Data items
## START

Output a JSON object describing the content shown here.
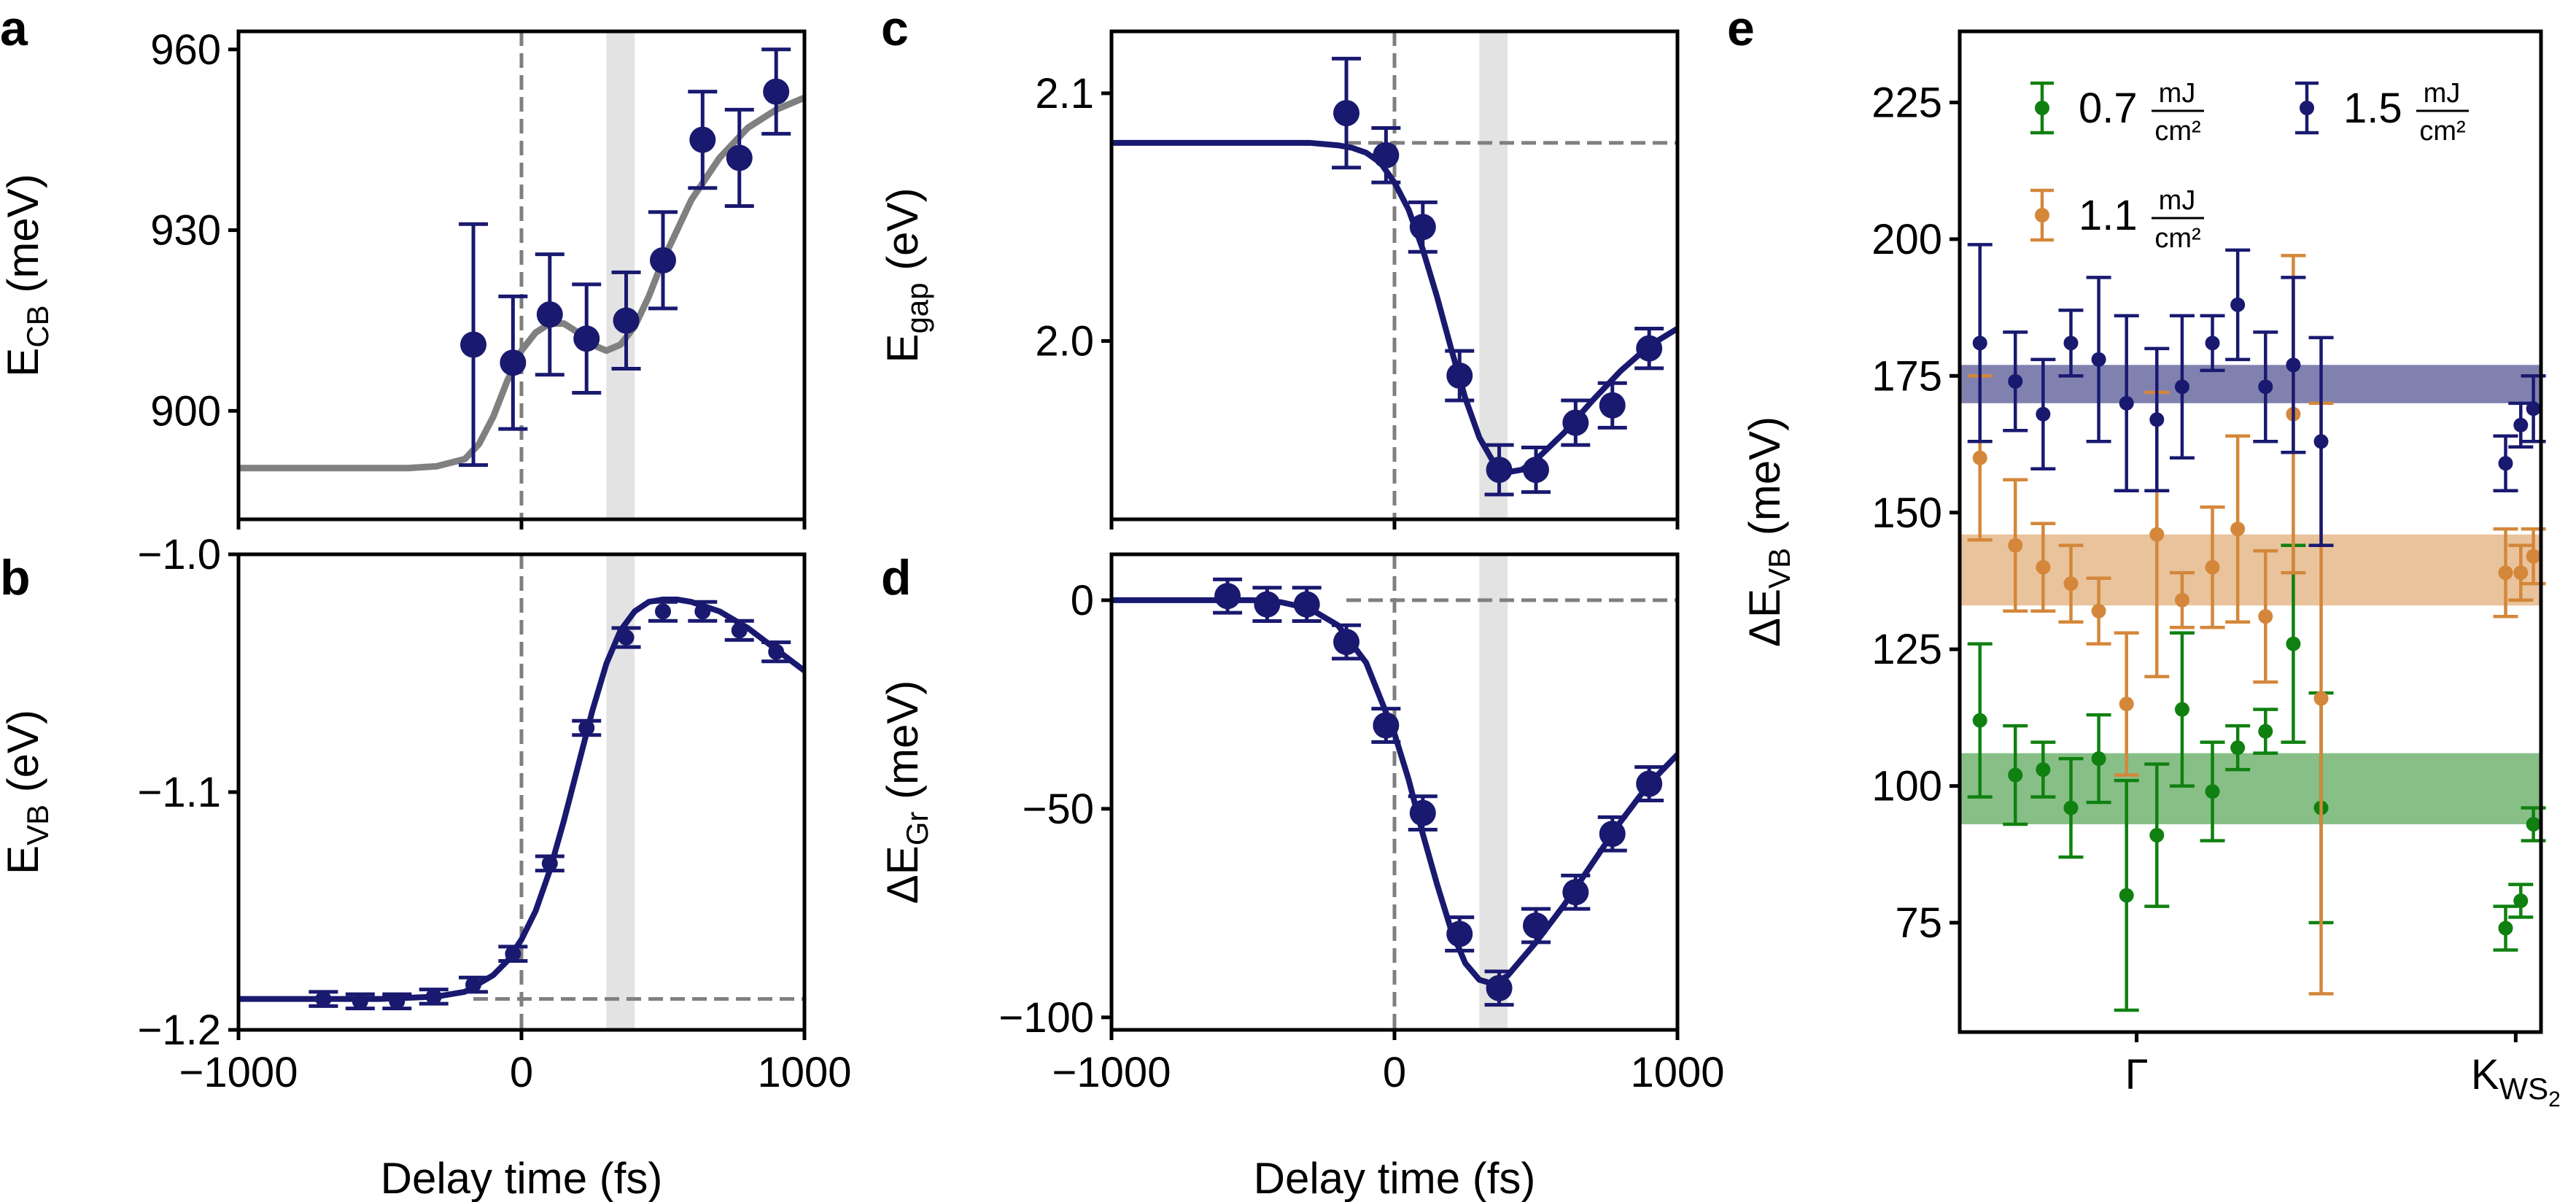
{
  "colors": {
    "navy": "#191970",
    "gray": "#808080",
    "green": "#108010",
    "orange": "#d4873a",
    "shade": "#e3e3e3"
  },
  "chart_data": [
    {
      "panel": "a",
      "type": "scatter",
      "xlabel": "Delay time (fs)",
      "ylabel_main": "E",
      "ylabel_sub": "CB",
      "ylabel_unit": " (meV)",
      "xlim": [
        -1000,
        1000
      ],
      "ylim": [
        882,
        963
      ],
      "yticks": [
        900,
        930,
        960
      ],
      "ytick_labels": [
        "900",
        "930",
        "960"
      ],
      "xticks": [
        -1000,
        0,
        1000
      ],
      "vline": 0,
      "shade": [
        300,
        400
      ],
      "points": [
        {
          "x": -170,
          "y": 911,
          "err": 20
        },
        {
          "x": -30,
          "y": 908,
          "err": 11
        },
        {
          "x": 100,
          "y": 916,
          "err": 10
        },
        {
          "x": 230,
          "y": 912,
          "err": 9
        },
        {
          "x": 370,
          "y": 915,
          "err": 8
        },
        {
          "x": 500,
          "y": 925,
          "err": 8
        },
        {
          "x": 640,
          "y": 945,
          "err": 8
        },
        {
          "x": 770,
          "y": 942,
          "err": 8
        },
        {
          "x": 900,
          "y": 953,
          "err": 7
        }
      ],
      "fit": {
        "color": "gray",
        "x": [
          -1000,
          -600,
          -400,
          -300,
          -200,
          -150,
          -100,
          -50,
          0,
          50,
          100,
          150,
          200,
          250,
          300,
          350,
          400,
          450,
          500,
          600,
          700,
          800,
          900,
          1000
        ],
        "y": [
          890.5,
          890.5,
          890.5,
          890.8,
          892,
          894.5,
          899,
          905,
          910,
          913,
          914.5,
          914.5,
          913,
          911,
          910,
          911,
          914,
          919,
          925,
          935,
          942,
          947,
          950,
          952
        ]
      }
    },
    {
      "panel": "b",
      "type": "scatter",
      "xlabel": "Delay time (fs)",
      "ylabel_main": "E",
      "ylabel_sub": "VB",
      "ylabel_unit": " (eV)",
      "xlim": [
        -1000,
        1000
      ],
      "ylim": [
        -1.2,
        -1.0
      ],
      "yticks": [
        -1.2,
        -1.1,
        -1.0
      ],
      "ytick_labels": [
        "−1.2",
        "−1.1",
        "−1.0"
      ],
      "xticks": [
        -1000,
        0,
        1000
      ],
      "xtick_labels": [
        "−1000",
        "0",
        "1000"
      ],
      "vline": 0,
      "shade": [
        300,
        400
      ],
      "hline": -1.187,
      "points": [
        {
          "x": -700,
          "y": -1.187,
          "err": 0.003
        },
        {
          "x": -570,
          "y": -1.188,
          "err": 0.003
        },
        {
          "x": -440,
          "y": -1.188,
          "err": 0.003
        },
        {
          "x": -310,
          "y": -1.186,
          "err": 0.003
        },
        {
          "x": -170,
          "y": -1.181,
          "err": 0.003
        },
        {
          "x": -30,
          "y": -1.168,
          "err": 0.003
        },
        {
          "x": 100,
          "y": -1.13,
          "err": 0.003
        },
        {
          "x": 230,
          "y": -1.073,
          "err": 0.003
        },
        {
          "x": 370,
          "y": -1.035,
          "err": 0.004
        },
        {
          "x": 500,
          "y": -1.024,
          "err": 0.004
        },
        {
          "x": 640,
          "y": -1.024,
          "err": 0.004
        },
        {
          "x": 770,
          "y": -1.032,
          "err": 0.004
        },
        {
          "x": 900,
          "y": -1.041,
          "err": 0.004
        }
      ],
      "fit": {
        "color": "navy",
        "x": [
          -1000,
          -500,
          -300,
          -200,
          -100,
          -50,
          0,
          50,
          100,
          150,
          200,
          250,
          300,
          350,
          400,
          450,
          500,
          550,
          600,
          700,
          800,
          900,
          1000
        ],
        "y": [
          -1.187,
          -1.187,
          -1.186,
          -1.184,
          -1.177,
          -1.171,
          -1.162,
          -1.15,
          -1.133,
          -1.112,
          -1.089,
          -1.066,
          -1.046,
          -1.032,
          -1.024,
          -1.02,
          -1.019,
          -1.019,
          -1.02,
          -1.024,
          -1.031,
          -1.04,
          -1.049
        ]
      }
    },
    {
      "panel": "c",
      "type": "scatter",
      "xlabel": "Delay time (fs)",
      "ylabel_main": "E",
      "ylabel_sub": "gap",
      "ylabel_unit": " (eV)",
      "xlim": [
        -1000,
        1000
      ],
      "ylim": [
        1.928,
        2.125
      ],
      "yticks": [
        2.0,
        2.1
      ],
      "ytick_labels": [
        "2.0",
        "2.1"
      ],
      "xticks": [
        -1000,
        0,
        1000
      ],
      "vline": 0,
      "shade": [
        300,
        400
      ],
      "hline": 2.08,
      "points": [
        {
          "x": -170,
          "y": 2.092,
          "err": 0.022
        },
        {
          "x": -30,
          "y": 2.075,
          "err": 0.011
        },
        {
          "x": 100,
          "y": 2.046,
          "err": 0.01
        },
        {
          "x": 230,
          "y": 1.986,
          "err": 0.01
        },
        {
          "x": 370,
          "y": 1.948,
          "err": 0.01
        },
        {
          "x": 500,
          "y": 1.948,
          "err": 0.009
        },
        {
          "x": 640,
          "y": 1.967,
          "err": 0.009
        },
        {
          "x": 770,
          "y": 1.974,
          "err": 0.009
        },
        {
          "x": 900,
          "y": 1.997,
          "err": 0.008
        }
      ],
      "fit": {
        "color": "navy",
        "x": [
          -1000,
          -300,
          -200,
          -150,
          -100,
          -50,
          0,
          50,
          100,
          150,
          200,
          250,
          300,
          350,
          400,
          450,
          500,
          600,
          700,
          800,
          900,
          1000
        ],
        "y": [
          2.08,
          2.08,
          2.079,
          2.078,
          2.076,
          2.072,
          2.064,
          2.053,
          2.037,
          2.018,
          1.997,
          1.977,
          1.961,
          1.951,
          1.947,
          1.948,
          1.952,
          1.963,
          1.976,
          1.988,
          1.998,
          2.005
        ]
      }
    },
    {
      "panel": "d",
      "type": "scatter",
      "xlabel": "Delay time (fs)",
      "ylabel_main": "ΔE",
      "ylabel_sub": "Gr",
      "ylabel_unit": " (meV)",
      "xlim": [
        -1000,
        1000
      ],
      "ylim": [
        -103,
        11
      ],
      "yticks": [
        -100,
        -50,
        0
      ],
      "ytick_labels": [
        "−100",
        "−50",
        "0"
      ],
      "xticks": [
        -1000,
        0,
        1000
      ],
      "xtick_labels": [
        "−1000",
        "0",
        "1000"
      ],
      "vline": 0,
      "shade": [
        300,
        400
      ],
      "hline": 0,
      "points": [
        {
          "x": -590,
          "y": 1,
          "err": 4
        },
        {
          "x": -450,
          "y": -1,
          "err": 4
        },
        {
          "x": -310,
          "y": -1,
          "err": 4
        },
        {
          "x": -170,
          "y": -10,
          "err": 4
        },
        {
          "x": -30,
          "y": -30,
          "err": 4
        },
        {
          "x": 100,
          "y": -51,
          "err": 4
        },
        {
          "x": 230,
          "y": -80,
          "err": 4
        },
        {
          "x": 370,
          "y": -93,
          "err": 4
        },
        {
          "x": 500,
          "y": -78,
          "err": 4
        },
        {
          "x": 640,
          "y": -70,
          "err": 4
        },
        {
          "x": 770,
          "y": -56,
          "err": 4
        },
        {
          "x": 900,
          "y": -44,
          "err": 4
        }
      ],
      "fit": {
        "color": "navy",
        "x": [
          -1000,
          -500,
          -400,
          -300,
          -200,
          -100,
          0,
          50,
          100,
          150,
          200,
          250,
          300,
          350,
          400,
          450,
          500,
          600,
          700,
          800,
          900,
          1000
        ],
        "y": [
          0,
          0,
          -0.5,
          -2,
          -6,
          -15,
          -32,
          -43,
          -56,
          -68,
          -79,
          -87,
          -91,
          -92,
          -90,
          -86,
          -82,
          -73,
          -63,
          -53,
          -44,
          -37
        ]
      }
    },
    {
      "panel": "e",
      "type": "scatter",
      "ylabel_main": "ΔE",
      "ylabel_sub": "VB",
      "ylabel_unit": " (meV)",
      "ylim": [
        55,
        238
      ],
      "yticks": [
        75,
        100,
        125,
        150,
        175,
        200,
        225
      ],
      "ytick_labels": [
        "75",
        "100",
        "125",
        "150",
        "175",
        "200",
        "225"
      ],
      "xlim": [
        0,
        23
      ],
      "xticks": [
        7,
        22
      ],
      "xtick_labels": [
        "Γ",
        "K"
      ],
      "xtick_k_sub": "WS",
      "xtick_k_subsub": "2",
      "legend": [
        {
          "value": "0.7",
          "num": "mJ",
          "den": "cm²",
          "color": "green"
        },
        {
          "value": "1.5",
          "num": "mJ",
          "den": "cm²",
          "color": "navy"
        },
        {
          "value": "1.1",
          "num": "mJ",
          "den": "cm²",
          "color": "orange"
        }
      ],
      "bands": [
        {
          "color": "navy",
          "y1": 170,
          "y2": 177
        },
        {
          "color": "orange",
          "y1": 133,
          "y2": 146
        },
        {
          "color": "green",
          "y1": 93,
          "y2": 106
        }
      ],
      "series": [
        {
          "name": "0.7 mJ/cm²",
          "color": "green",
          "points": [
            {
              "x": 0.8,
              "y": 112,
              "err": 14
            },
            {
              "x": 2.2,
              "y": 102,
              "err": 9
            },
            {
              "x": 3.3,
              "y": 103,
              "err": 5
            },
            {
              "x": 4.4,
              "y": 96,
              "err": 9
            },
            {
              "x": 5.5,
              "y": 105,
              "err": 8
            },
            {
              "x": 6.6,
              "y": 80,
              "err": 21
            },
            {
              "x": 7.8,
              "y": 91,
              "err": 13
            },
            {
              "x": 8.8,
              "y": 114,
              "err": 14
            },
            {
              "x": 10.0,
              "y": 99,
              "err": 9
            },
            {
              "x": 11.0,
              "y": 107,
              "err": 4
            },
            {
              "x": 12.1,
              "y": 110,
              "err": 4
            },
            {
              "x": 13.2,
              "y": 126,
              "err": 18
            },
            {
              "x": 14.3,
              "y": 96,
              "err": 21
            },
            {
              "x": 21.6,
              "y": 74,
              "err": 4
            },
            {
              "x": 22.2,
              "y": 79,
              "err": 3
            },
            {
              "x": 22.7,
              "y": 93,
              "err": 3
            }
          ]
        },
        {
          "name": "1.1 mJ/cm²",
          "color": "orange",
          "points": [
            {
              "x": 0.8,
              "y": 160,
              "err": 15
            },
            {
              "x": 2.2,
              "y": 144,
              "err": 12
            },
            {
              "x": 3.3,
              "y": 140,
              "err": 8
            },
            {
              "x": 4.4,
              "y": 137,
              "err": 7
            },
            {
              "x": 5.5,
              "y": 132,
              "err": 6
            },
            {
              "x": 6.6,
              "y": 115,
              "err": 13
            },
            {
              "x": 7.8,
              "y": 146,
              "err": 26
            },
            {
              "x": 8.8,
              "y": 134,
              "err": 5
            },
            {
              "x": 10.0,
              "y": 140,
              "err": 11
            },
            {
              "x": 11.0,
              "y": 147,
              "err": 17
            },
            {
              "x": 12.1,
              "y": 131,
              "err": 12
            },
            {
              "x": 13.2,
              "y": 168,
              "err": 29
            },
            {
              "x": 14.3,
              "y": 116,
              "err": 54
            },
            {
              "x": 21.6,
              "y": 139,
              "err": 8
            },
            {
              "x": 22.2,
              "y": 139,
              "err": 5
            },
            {
              "x": 22.7,
              "y": 142,
              "err": 5
            }
          ]
        },
        {
          "name": "1.5 mJ/cm²",
          "color": "navy",
          "points": [
            {
              "x": 0.8,
              "y": 181,
              "err": 18
            },
            {
              "x": 2.2,
              "y": 174,
              "err": 9
            },
            {
              "x": 3.3,
              "y": 168,
              "err": 10
            },
            {
              "x": 4.4,
              "y": 181,
              "err": 6
            },
            {
              "x": 5.5,
              "y": 178,
              "err": 15
            },
            {
              "x": 6.6,
              "y": 170,
              "err": 16
            },
            {
              "x": 7.8,
              "y": 167,
              "err": 13
            },
            {
              "x": 8.8,
              "y": 173,
              "err": 13
            },
            {
              "x": 10.0,
              "y": 181,
              "err": 5
            },
            {
              "x": 11.0,
              "y": 188,
              "err": 10
            },
            {
              "x": 12.1,
              "y": 173,
              "err": 10
            },
            {
              "x": 13.2,
              "y": 177,
              "err": 16
            },
            {
              "x": 14.3,
              "y": 163,
              "err": 19
            },
            {
              "x": 21.6,
              "y": 159,
              "err": 5
            },
            {
              "x": 22.2,
              "y": 166,
              "err": 4
            },
            {
              "x": 22.7,
              "y": 169,
              "err": 6
            }
          ]
        }
      ]
    }
  ]
}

## END

• **WRITTEN INSTRUCTION**: Extract every line that has the string "green" in it.

• **RESPONSE TO THE TASK**:
    "green": "#108010",
          "color": "green"
          "color": "green",
          "color": "green",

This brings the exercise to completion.